WHAT YOU SHOULD DO: Write out the data again in full, exactly as it reads.

Figure dataset records:
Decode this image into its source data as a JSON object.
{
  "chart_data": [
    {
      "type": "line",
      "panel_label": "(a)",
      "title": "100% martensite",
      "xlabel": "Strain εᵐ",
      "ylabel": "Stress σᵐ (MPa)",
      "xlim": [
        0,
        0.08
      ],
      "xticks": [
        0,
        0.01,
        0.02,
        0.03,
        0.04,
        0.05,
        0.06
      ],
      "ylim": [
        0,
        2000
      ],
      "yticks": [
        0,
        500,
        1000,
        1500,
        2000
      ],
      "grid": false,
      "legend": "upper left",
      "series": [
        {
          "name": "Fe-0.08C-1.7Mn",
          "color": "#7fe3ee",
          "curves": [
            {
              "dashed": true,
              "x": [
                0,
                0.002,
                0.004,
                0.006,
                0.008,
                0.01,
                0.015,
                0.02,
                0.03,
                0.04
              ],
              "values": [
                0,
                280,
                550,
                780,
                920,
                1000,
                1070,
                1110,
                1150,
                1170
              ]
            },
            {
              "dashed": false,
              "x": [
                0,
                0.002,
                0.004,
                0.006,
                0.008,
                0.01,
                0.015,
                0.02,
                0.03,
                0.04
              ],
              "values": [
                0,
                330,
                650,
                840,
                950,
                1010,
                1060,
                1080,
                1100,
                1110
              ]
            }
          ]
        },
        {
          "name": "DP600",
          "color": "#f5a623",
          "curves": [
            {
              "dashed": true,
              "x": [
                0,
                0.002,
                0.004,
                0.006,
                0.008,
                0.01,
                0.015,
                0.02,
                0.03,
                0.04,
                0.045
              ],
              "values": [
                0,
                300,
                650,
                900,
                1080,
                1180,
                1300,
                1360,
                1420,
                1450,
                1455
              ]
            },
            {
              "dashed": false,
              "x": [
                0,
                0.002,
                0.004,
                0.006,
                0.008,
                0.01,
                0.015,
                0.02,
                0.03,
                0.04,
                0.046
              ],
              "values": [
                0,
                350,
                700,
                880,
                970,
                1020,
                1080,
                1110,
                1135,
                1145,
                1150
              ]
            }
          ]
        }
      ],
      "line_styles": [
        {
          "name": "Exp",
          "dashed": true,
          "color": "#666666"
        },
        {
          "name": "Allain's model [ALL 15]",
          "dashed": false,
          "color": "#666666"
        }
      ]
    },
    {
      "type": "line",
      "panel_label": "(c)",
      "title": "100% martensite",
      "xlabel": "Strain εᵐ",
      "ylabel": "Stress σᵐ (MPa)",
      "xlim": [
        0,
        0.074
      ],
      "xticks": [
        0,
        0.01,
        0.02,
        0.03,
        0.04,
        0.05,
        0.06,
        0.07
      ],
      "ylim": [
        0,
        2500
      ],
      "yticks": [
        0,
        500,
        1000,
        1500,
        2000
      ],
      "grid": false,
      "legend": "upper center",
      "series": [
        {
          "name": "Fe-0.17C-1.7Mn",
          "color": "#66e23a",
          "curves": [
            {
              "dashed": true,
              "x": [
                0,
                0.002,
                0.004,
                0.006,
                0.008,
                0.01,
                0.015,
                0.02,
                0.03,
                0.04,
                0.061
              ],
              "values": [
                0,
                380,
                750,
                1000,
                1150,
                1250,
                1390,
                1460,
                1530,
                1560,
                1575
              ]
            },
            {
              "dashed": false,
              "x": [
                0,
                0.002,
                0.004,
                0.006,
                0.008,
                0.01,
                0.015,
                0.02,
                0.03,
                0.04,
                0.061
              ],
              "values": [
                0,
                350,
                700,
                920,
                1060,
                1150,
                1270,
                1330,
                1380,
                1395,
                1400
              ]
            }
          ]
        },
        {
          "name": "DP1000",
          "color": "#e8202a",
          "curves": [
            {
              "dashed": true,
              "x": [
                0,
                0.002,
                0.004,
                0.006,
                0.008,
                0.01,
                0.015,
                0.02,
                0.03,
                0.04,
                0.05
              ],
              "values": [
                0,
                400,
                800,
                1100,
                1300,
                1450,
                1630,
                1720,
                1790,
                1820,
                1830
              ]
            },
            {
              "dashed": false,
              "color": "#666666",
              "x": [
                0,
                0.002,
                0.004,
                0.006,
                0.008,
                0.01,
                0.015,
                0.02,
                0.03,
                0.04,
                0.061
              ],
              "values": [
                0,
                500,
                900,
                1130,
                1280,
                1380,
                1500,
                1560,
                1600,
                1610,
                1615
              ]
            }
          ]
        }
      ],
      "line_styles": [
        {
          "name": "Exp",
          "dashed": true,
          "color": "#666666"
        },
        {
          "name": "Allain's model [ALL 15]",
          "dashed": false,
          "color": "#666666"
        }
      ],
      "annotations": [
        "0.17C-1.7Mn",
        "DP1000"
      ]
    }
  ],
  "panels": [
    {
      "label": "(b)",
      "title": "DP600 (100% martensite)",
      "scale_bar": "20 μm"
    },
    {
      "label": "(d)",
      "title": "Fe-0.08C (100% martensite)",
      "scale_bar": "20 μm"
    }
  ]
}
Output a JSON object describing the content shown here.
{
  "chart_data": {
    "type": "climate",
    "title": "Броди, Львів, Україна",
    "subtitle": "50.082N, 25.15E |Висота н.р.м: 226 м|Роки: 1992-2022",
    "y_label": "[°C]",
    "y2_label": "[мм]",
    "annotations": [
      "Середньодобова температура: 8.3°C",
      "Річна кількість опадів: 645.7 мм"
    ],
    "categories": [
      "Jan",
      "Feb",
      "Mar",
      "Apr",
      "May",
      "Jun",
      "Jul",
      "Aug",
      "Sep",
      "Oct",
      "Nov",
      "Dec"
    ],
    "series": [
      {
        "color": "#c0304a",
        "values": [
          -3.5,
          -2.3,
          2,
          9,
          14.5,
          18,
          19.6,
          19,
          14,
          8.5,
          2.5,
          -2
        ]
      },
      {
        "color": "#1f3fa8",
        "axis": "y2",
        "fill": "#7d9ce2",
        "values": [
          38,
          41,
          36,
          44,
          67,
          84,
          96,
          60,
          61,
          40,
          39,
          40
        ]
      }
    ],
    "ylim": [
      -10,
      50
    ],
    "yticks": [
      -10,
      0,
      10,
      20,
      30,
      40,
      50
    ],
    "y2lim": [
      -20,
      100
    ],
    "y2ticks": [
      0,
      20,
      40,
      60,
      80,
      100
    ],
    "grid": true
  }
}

SOLUTION:
Decode this image into its source data as a JSON object.
{
  "chart_data": [
    {
      "type": "line",
      "panel_label": "(a)",
      "title": "100% martensite",
      "xlabel": "Strain εᵐ",
      "ylabel": "Stress σᵐ (MPa)",
      "xlim": [
        0,
        0.08
      ],
      "xticks": [
        0,
        0.01,
        0.02,
        0.03,
        0.04,
        0.05,
        0.06
      ],
      "ylim": [
        0,
        2000
      ],
      "yticks": [
        0,
        500,
        1000,
        1500,
        2000
      ],
      "grid": false,
      "legend": "upper left",
      "series": [
        {
          "name": "Fe-0.08C-1.7Mn",
          "color": "#7fe3ee",
          "curves": [
            {
              "dashed": true,
              "x": [
                0,
                0.002,
                0.004,
                0.006,
                0.008,
                0.01,
                0.015,
                0.02,
                0.03,
                0.04
              ],
              "values": [
                0,
                280,
                550,
                780,
                920,
                1000,
                1070,
                1110,
                1150,
                1170
              ]
            },
            {
              "dashed": false,
              "x": [
                0,
                0.002,
                0.004,
                0.006,
                0.008,
                0.01,
                0.015,
                0.02,
                0.03,
                0.04
              ],
              "values": [
                0,
                330,
                650,
                840,
                950,
                1010,
                1060,
                1080,
                1100,
                1110
              ]
            }
          ]
        },
        {
          "name": "DP600",
          "color": "#f5a623",
          "curves": [
            {
              "dashed": true,
              "x": [
                0,
                0.002,
                0.004,
                0.006,
                0.008,
                0.01,
                0.015,
                0.02,
                0.03,
                0.04,
                0.045
              ],
              "values": [
                0,
                300,
                650,
                900,
                1080,
                1180,
                1300,
                1360,
                1420,
                1450,
                1455
              ]
            },
            {
              "dashed": false,
              "x": [
                0,
                0.002,
                0.004,
                0.006,
                0.008,
                0.01,
                0.015,
                0.02,
                0.03,
                0.04,
                0.046
              ],
              "values": [
                0,
                350,
                700,
                880,
                970,
                1020,
                1080,
                1110,
                1135,
                1145,
                1150
              ]
            }
          ]
        }
      ],
      "line_styles": [
        {
          "name": "Exp",
          "dashed": true,
          "color": "#666666"
        },
        {
          "name": "Allain's model [ALL 15]",
          "dashed": false,
          "color": "#666666"
        }
      ]
    },
    {
      "type": "line",
      "panel_label": "(c)",
      "title": "100% martensite",
      "xlabel": "Strain εᵐ",
      "ylabel": "Stress σᵐ (MPa)",
      "xlim": [
        0,
        0.074
      ],
      "xticks": [
        0,
        0.01,
        0.02,
        0.03,
        0.04,
        0.05,
        0.06,
        0.07
      ],
      "ylim": [
        0,
        2500
      ],
      "yticks": [
        0,
        500,
        1000,
        1500,
        2000
      ],
      "grid": false,
      "legend": "upper center",
      "series": [
        {
          "name": "Fe-0.17C-1.7Mn",
          "color": "#66e23a",
          "curves": [
            {
              "dashed": true,
              "x": [
                0,
                0.002,
                0.004,
                0.006,
                0.008,
                0.01,
                0.015,
                0.02,
                0.03,
                0.04,
                0.061
              ],
              "values": [
                0,
                380,
                750,
                1000,
                1150,
                1250,
                1390,
                1460,
                1530,
                1560,
                1575
              ]
            },
            {
              "dashed": false,
              "x": [
                0,
                0.002,
                0.004,
                0.006,
                0.008,
                0.01,
                0.015,
                0.02,
                0.03,
                0.04,
                0.061
              ],
              "values": [
                0,
                350,
                700,
                920,
                1060,
                1150,
                1270,
                1330,
                1380,
                1395,
                1400
              ]
            }
          ]
        },
        {
          "name": "DP1000",
          "color": "#e8202a",
          "curves": [
            {
              "dashed": true,
              "x": [
                0,
                0.002,
                0.004,
                0.006,
                0.008,
                0.01,
                0.015,
                0.02,
                0.03,
                0.04,
                0.05
              ],
              "values": [
                0,
                400,
                800,
                1100,
                1300,
                1450,
                1630,
                1720,
                1790,
                1820,
                1830
              ]
            },
            {
              "dashed": false,
              "color": "#666666",
              "x": [
                0,
                0.002,
                0.004,
                0.006,
                0.008,
                0.01,
                0.015,
                0.02,
                0.03,
                0.04,
                0.061
              ],
              "values": [
                0,
                500,
                900,
                1130,
                1280,
                1380,
                1500,
                1560,
                1600,
                1610,
                1615
              ]
            }
          ]
        }
      ],
      "line_styles": [
        {
          "name": "Exp",
          "dashed": true,
          "color": "#666666"
        },
        {
          "name": "Allain's model [ALL 15]",
          "dashed": false,
          "color": "#666666"
        }
      ],
      "annotations": [
        "0.17C-1.7Mn",
        "DP1000"
      ]
    }
  ],
  "panels": [
    {
      "label": "(b)",
      "title": "DP600 (100% martensite)",
      "scale_bar": "20 μm"
    },
    {
      "label": "(d)",
      "title": "Fe-0.08C (100% martensite)",
      "scale_bar": "20 μm"
    }
  ]
}
Output a JSON object describing the content shown here.
{
  "chart_data": {
    "type": "climate",
    "title": "Броди, Львів, Україна",
    "subtitle": "50.082N, 25.15E |Висота н.р.м: 226 м|Роки: 1992-2022",
    "y_label": "[°C]",
    "y2_label": "[мм]",
    "annotations": [
      "Середньодобова температура: 8.3°C",
      "Річна кількість опадів: 645.7 мм"
    ],
    "categories": [
      "Jan",
      "Feb",
      "Mar",
      "Apr",
      "May",
      "Jun",
      "Jul",
      "Aug",
      "Sep",
      "Oct",
      "Nov",
      "Dec"
    ],
    "series": [
      {
        "color": "#c0304a",
        "values": [
          -3.5,
          -2.3,
          2,
          9,
          14.5,
          18,
          19.6,
          19,
          14,
          8.5,
          2.5,
          -2
        ]
      },
      {
        "color": "#1f3fa8",
        "axis": "y2",
        "fill": "#7d9ce2",
        "values": [
          38,
          41,
          36,
          44,
          67,
          84,
          96,
          60,
          61,
          40,
          39,
          40
        ]
      }
    ],
    "ylim": [
      -10,
      50
    ],
    "yticks": [
      -10,
      0,
      10,
      20,
      30,
      40,
      50
    ],
    "y2lim": [
      -20,
      100
    ],
    "y2ticks": [
      0,
      20,
      40,
      60,
      80,
      100
    ],
    "grid": true
  }
}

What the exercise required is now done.